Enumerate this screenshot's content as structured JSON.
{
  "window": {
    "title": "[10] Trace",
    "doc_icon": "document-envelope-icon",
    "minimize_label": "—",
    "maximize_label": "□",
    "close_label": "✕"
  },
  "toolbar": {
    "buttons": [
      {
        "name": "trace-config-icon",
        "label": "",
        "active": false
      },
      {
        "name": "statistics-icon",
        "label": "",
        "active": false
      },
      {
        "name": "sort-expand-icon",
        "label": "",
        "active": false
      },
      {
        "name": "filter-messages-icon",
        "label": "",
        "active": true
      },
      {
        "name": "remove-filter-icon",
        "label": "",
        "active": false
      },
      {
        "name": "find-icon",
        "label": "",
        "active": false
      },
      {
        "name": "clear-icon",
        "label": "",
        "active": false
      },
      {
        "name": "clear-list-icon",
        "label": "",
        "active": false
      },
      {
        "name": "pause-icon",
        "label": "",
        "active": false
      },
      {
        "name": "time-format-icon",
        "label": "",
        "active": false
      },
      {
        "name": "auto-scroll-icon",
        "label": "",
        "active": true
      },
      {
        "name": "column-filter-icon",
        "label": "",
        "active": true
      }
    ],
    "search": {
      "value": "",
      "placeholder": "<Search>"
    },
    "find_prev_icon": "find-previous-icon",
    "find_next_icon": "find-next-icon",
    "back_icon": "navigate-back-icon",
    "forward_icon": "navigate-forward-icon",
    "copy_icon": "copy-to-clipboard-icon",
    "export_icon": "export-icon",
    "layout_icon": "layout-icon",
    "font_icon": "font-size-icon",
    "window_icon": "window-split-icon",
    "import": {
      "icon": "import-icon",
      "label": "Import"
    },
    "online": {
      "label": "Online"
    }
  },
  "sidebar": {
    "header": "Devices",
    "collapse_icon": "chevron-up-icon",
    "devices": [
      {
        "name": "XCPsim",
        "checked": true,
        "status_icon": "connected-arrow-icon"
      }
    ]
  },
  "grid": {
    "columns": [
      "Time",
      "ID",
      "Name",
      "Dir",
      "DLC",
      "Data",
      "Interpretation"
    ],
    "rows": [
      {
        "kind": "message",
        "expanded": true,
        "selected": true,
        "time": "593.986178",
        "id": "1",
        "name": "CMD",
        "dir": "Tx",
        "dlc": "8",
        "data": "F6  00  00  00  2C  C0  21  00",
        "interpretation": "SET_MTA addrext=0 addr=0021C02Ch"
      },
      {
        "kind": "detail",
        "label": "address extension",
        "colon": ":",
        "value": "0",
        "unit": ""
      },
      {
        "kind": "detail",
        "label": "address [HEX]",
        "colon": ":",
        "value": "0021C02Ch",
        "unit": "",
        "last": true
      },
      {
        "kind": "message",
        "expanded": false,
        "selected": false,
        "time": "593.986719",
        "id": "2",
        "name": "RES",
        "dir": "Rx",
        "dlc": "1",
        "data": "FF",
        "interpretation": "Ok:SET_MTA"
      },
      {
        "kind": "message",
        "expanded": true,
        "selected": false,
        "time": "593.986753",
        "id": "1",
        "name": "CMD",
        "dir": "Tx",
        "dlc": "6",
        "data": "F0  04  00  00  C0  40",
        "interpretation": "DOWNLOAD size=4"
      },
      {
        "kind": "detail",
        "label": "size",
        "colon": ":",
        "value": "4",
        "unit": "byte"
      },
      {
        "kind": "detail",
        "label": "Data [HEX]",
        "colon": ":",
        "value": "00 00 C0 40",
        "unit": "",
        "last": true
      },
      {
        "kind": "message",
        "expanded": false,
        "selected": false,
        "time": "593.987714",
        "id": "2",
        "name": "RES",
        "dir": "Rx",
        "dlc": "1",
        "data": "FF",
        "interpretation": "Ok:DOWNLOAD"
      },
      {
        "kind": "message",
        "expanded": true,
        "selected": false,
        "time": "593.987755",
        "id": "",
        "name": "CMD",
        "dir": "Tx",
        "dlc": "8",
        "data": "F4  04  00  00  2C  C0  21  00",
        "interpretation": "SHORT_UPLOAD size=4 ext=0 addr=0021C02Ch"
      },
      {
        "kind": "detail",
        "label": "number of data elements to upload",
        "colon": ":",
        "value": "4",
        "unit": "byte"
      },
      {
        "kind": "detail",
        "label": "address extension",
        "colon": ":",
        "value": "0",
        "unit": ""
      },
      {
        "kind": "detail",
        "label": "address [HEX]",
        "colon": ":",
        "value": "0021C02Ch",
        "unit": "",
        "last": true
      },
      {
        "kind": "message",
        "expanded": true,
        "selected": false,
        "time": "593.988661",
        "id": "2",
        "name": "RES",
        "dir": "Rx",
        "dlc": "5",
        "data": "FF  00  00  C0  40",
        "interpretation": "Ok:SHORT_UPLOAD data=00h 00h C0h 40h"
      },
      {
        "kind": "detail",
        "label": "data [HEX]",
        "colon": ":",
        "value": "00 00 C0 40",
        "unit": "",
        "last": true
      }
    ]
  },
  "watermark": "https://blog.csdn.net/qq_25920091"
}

********

> _TASK BRIEF_
In the entries above, find lines with "navigate" and copy each.

> _RESPONSE FOR THIS EXERCISE_
    "back_icon": "navigate-back-icon",
    "forward_icon": "navigate-forward-icon",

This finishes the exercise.